__Given request__.
Select each line where the word "data" appears.
══════════════════════════════
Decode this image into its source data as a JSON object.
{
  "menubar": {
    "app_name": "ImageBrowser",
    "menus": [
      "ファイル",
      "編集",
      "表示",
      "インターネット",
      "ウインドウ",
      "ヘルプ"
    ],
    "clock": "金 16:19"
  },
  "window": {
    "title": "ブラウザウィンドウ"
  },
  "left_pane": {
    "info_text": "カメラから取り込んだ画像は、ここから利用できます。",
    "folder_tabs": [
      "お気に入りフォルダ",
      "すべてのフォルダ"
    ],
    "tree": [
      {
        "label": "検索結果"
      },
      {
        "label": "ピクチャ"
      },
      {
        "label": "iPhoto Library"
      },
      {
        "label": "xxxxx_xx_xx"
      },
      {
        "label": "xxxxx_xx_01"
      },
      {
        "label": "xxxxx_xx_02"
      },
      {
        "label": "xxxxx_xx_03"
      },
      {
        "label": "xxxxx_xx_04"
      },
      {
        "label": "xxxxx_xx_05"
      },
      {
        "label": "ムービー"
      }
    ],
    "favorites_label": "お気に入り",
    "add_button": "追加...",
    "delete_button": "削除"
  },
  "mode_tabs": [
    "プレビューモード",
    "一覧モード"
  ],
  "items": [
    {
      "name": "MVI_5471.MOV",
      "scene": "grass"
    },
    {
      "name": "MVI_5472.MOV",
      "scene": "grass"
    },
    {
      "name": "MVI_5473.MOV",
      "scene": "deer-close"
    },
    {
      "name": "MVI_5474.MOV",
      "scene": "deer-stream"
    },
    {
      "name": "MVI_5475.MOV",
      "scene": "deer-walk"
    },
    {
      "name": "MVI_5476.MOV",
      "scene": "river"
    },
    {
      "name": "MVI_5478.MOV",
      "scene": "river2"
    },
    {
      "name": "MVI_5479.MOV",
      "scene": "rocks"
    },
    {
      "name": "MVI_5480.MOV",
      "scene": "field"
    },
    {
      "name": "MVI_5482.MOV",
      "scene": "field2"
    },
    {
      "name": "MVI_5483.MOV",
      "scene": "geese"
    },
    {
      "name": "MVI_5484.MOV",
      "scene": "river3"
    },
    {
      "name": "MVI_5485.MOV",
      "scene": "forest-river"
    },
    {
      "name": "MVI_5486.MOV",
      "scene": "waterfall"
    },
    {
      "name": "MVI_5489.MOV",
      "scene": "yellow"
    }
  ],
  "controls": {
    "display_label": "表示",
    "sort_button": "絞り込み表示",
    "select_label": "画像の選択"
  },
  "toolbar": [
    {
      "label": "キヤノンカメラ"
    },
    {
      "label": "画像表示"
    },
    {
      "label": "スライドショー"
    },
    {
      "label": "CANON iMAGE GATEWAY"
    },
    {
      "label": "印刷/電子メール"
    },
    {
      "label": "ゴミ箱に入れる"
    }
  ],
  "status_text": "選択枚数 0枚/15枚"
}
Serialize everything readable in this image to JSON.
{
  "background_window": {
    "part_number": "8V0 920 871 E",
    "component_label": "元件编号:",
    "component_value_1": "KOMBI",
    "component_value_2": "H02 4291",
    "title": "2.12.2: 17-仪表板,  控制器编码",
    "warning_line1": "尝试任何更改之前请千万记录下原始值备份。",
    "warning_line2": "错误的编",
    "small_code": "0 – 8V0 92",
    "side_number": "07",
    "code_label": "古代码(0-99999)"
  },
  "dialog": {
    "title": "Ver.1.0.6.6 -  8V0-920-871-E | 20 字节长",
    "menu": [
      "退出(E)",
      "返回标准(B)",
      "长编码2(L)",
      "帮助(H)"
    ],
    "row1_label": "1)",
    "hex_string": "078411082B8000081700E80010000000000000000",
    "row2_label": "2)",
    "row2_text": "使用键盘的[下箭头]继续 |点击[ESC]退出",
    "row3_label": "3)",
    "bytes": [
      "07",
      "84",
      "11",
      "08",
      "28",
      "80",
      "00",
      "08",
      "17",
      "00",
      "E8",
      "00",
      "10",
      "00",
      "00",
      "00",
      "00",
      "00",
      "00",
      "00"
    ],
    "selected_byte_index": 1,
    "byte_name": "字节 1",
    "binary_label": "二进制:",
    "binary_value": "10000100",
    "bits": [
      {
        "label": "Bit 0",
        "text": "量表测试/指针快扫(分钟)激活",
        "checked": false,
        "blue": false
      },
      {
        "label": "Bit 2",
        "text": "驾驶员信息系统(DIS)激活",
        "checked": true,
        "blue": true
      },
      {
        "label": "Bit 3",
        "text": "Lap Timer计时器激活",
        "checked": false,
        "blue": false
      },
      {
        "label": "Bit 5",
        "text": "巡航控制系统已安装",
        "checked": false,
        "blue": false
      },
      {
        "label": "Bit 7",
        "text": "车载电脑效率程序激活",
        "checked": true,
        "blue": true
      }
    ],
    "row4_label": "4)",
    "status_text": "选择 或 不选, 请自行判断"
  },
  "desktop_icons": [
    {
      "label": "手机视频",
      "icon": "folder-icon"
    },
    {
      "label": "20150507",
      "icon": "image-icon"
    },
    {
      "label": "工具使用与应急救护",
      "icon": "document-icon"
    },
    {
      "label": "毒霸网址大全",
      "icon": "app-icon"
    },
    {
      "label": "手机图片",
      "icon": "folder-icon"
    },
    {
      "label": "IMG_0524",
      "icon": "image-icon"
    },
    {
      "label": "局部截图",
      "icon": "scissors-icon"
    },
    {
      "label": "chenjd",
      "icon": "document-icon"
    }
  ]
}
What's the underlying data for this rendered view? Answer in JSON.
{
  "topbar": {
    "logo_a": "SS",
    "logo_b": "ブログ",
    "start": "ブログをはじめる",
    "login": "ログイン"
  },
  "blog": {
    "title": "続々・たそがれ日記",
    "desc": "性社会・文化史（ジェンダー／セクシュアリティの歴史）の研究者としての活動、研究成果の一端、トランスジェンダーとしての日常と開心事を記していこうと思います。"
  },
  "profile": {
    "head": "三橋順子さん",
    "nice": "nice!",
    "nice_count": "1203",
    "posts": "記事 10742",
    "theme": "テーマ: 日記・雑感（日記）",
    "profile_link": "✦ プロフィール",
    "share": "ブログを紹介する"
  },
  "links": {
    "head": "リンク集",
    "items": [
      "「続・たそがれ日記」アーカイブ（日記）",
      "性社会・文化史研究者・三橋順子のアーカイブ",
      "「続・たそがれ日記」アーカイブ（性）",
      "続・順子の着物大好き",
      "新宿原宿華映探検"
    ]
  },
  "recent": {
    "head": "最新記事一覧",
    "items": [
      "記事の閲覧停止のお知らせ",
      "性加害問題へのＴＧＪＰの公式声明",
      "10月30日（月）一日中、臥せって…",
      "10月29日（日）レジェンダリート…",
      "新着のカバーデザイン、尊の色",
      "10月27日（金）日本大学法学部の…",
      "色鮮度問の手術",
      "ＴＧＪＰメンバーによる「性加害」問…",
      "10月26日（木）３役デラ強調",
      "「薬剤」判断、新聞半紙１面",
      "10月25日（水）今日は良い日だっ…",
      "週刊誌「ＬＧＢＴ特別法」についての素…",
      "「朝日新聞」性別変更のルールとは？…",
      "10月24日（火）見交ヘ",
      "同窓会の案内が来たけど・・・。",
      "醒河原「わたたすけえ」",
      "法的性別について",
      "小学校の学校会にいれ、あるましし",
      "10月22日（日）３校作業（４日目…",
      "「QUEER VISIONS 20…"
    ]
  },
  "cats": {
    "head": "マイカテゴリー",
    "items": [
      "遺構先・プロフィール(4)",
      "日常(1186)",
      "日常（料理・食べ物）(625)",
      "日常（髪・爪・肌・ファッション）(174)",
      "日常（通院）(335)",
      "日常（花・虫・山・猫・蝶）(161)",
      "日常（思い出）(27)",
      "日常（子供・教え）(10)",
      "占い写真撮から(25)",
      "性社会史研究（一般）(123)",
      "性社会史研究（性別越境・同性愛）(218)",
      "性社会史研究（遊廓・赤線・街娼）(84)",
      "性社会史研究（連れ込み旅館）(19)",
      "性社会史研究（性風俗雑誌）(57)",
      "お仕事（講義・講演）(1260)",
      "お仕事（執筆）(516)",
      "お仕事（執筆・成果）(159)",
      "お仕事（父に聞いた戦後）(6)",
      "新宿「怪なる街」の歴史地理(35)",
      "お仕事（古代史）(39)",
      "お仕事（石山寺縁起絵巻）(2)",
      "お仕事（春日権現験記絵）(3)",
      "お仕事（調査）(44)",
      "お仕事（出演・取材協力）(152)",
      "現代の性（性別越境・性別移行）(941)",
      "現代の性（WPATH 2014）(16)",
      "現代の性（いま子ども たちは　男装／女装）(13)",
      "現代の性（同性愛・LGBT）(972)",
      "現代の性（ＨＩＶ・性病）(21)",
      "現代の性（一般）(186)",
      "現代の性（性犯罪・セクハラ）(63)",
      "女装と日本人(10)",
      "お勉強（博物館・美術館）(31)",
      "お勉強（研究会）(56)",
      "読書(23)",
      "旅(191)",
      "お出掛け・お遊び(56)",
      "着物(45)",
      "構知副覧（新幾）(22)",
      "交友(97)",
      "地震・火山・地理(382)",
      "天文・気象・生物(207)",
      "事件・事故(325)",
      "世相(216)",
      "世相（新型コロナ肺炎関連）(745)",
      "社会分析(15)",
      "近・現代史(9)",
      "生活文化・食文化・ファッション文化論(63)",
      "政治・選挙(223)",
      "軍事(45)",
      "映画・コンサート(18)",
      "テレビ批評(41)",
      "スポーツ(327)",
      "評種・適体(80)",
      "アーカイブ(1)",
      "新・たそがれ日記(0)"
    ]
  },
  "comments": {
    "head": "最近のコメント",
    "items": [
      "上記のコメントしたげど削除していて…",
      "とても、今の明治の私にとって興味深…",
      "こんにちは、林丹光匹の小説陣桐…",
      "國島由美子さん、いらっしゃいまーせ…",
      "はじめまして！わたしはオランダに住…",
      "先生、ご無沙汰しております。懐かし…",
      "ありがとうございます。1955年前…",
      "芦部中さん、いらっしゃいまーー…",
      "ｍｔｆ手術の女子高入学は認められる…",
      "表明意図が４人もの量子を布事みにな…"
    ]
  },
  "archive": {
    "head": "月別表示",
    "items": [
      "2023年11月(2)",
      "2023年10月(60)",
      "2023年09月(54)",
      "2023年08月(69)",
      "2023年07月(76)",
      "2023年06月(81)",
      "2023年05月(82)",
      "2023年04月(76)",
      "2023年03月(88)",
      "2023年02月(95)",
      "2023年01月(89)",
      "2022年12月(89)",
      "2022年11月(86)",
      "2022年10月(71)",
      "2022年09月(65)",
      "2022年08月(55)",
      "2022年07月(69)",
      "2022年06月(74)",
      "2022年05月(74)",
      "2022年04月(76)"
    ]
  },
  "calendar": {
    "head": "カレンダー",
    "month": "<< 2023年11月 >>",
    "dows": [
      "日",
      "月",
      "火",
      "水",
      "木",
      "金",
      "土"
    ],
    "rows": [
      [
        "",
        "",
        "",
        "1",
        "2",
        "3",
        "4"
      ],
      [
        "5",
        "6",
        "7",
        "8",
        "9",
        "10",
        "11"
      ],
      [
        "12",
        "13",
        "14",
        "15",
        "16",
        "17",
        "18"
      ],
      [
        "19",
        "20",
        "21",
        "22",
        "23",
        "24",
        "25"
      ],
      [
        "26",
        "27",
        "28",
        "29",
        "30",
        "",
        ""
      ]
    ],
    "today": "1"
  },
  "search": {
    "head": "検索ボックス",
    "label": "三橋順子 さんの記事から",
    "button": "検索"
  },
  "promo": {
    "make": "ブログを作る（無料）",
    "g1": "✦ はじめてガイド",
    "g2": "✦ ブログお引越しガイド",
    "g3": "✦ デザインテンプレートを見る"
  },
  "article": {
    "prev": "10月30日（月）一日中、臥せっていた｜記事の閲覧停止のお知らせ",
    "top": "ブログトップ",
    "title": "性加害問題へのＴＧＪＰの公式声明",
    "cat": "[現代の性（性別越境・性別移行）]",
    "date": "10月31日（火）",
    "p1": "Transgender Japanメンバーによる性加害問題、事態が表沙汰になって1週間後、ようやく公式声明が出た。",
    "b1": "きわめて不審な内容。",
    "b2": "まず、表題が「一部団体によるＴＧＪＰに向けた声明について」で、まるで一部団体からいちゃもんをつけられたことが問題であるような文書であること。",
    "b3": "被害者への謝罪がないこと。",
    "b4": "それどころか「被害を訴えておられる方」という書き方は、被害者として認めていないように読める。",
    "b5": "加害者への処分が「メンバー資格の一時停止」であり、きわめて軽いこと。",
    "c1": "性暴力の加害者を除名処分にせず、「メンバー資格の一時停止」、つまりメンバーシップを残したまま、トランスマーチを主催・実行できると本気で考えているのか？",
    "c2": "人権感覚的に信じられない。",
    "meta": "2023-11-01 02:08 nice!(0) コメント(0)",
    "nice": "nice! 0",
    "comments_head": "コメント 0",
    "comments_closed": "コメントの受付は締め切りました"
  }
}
══════════════════════════════
__Response to the exercise__.
Decode this image into its source data as a JSON object.
What's the underlying data for this rendered view? Answer in JSON.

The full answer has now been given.